__OBJECTIVE__: Copy each line below that includes "unfaithfulPrimes".
== INFORMATION SUPPLIED ==
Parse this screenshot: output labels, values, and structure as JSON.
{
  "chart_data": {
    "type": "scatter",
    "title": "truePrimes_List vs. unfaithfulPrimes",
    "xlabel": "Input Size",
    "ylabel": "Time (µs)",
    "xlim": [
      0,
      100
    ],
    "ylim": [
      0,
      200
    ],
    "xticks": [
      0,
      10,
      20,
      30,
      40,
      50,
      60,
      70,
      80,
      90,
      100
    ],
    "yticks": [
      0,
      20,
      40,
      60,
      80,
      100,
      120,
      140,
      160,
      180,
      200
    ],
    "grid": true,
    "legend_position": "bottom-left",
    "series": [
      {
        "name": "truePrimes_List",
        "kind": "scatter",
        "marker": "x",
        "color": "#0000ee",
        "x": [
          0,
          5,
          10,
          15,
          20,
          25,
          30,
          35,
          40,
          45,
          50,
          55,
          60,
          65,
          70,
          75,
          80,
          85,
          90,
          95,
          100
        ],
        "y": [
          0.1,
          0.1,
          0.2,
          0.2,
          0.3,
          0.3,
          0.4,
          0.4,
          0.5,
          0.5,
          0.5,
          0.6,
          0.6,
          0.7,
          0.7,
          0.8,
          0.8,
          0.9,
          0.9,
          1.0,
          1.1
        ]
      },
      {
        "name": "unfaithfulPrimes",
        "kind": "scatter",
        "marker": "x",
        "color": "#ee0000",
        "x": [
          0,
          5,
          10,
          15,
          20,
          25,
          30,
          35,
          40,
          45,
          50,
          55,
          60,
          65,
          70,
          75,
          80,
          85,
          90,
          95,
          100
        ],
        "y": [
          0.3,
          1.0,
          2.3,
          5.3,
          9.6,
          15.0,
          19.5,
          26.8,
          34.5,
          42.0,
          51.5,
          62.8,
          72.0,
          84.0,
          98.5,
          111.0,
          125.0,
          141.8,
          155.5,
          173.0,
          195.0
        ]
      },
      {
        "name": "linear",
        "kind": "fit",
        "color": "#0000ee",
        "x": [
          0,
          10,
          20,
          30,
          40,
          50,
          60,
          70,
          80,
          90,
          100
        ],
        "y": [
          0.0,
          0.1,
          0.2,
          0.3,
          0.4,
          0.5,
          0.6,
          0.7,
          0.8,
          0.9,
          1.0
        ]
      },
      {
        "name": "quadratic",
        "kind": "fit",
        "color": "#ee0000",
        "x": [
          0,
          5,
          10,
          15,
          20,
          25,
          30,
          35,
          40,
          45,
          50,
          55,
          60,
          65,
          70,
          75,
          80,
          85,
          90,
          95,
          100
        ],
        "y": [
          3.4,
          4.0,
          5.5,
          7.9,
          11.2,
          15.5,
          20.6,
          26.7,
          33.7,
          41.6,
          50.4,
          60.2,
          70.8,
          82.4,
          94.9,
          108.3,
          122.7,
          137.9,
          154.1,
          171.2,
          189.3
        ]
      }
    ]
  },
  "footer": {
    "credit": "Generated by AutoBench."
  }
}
===
__CORRECT ANSWER__:
    "title": "truePrimes_List vs. unfaithfulPrimes",
        "name": "unfaithfulPrimes",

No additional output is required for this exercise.